(Collected data entries)

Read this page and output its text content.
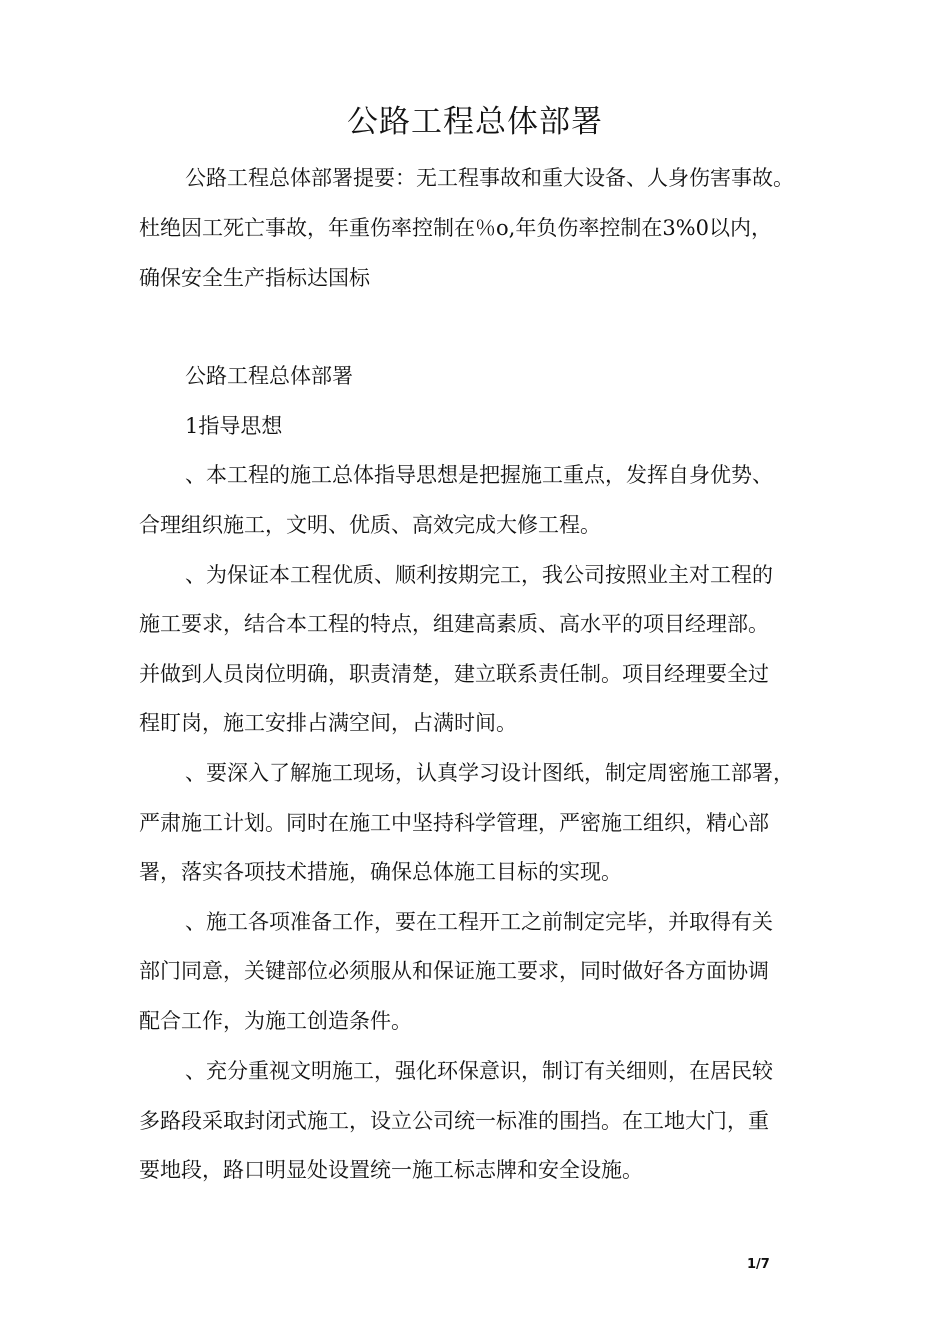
公路工程总体部署
公路工程总体部署提要：无工程事故和重大设备、人身伤害事故。
杜绝因工死亡事故，年重伤率控制在％o,年负伤率控制在3%0以内，
确保安全生产指标达国标
公路工程总体部署
1指导思想
、本工程的施工总体指导思想是把握施工重点，发挥自身优势、
合理组织施工，文明、优质、高效完成大修工程。
、为保证本工程优质、顺利按期完工，我公司按照业主对工程的
施工要求，结合本工程的特点，组建高素质、高水平的项目经理部。
并做到人员岗位明确，职责清楚，建立联系责任制。项目经理要全过
程盯岗，施工安排占满空间，占满时间。
、要深入了解施工现场，认真学习设计图纸，制定周密施工部署，
严肃施工计划。同时在施工中坚持科学管理，严密施工组织，精心部
署，落实各项技术措施，确保总体施工目标的实现。
、施工各项准备工作，要在工程开工之前制定完毕，并取得有关
部门同意，关键部位必须服从和保证施工要求，同时做好各方面协调
配合工作，为施工创造条件。
、充分重视文明施工，强化环保意识，制订有关细则，在居民较
多路段采取封闭式施工，设立公司统一标准的围挡。在工地大门，重
要地段，路口明显处设置统一施工标志牌和安全设施。
1/7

WHAT THE TASK ASKS: Pictures are not part of the copy; reproduce everything else in the records exactly.

CORRECT RESPONSE:
Read this page and output its text content.
公路工程总体部署
公路工程总体部署提要：无工程事故和重大设备、人身伤害事故。
杜绝因工死亡事故，年重伤率控制在％o,年负伤率控制在3%0以内，
确保安全生产指标达国标
公路工程总体部署
1指导思想
、本工程的施工总体指导思想是把握施工重点，发挥自身优势、
合理组织施工，文明、优质、高效完成大修工程。
、为保证本工程优质、顺利按期完工，我公司按照业主对工程的
施工要求，结合本工程的特点，组建高素质、高水平的项目经理部。
并做到人员岗位明确，职责清楚，建立联系责任制。项目经理要全过
程盯岗，施工安排占满空间，占满时间。
、要深入了解施工现场，认真学习设计图纸，制定周密施工部署，
严肃施工计划。同时在施工中坚持科学管理，严密施工组织，精心部
署，落实各项技术措施，确保总体施工目标的实现。
、施工各项准备工作，要在工程开工之前制定完毕，并取得有关
部门同意，关键部位必须服从和保证施工要求，同时做好各方面协调
配合工作，为施工创造条件。
、充分重视文明施工，强化环保意识，制订有关细则，在居民较
多路段采取封闭式施工，设立公司统一标准的围挡。在工地大门，重
要地段，路口明显处设置统一施工标志牌和安全设施。
1/7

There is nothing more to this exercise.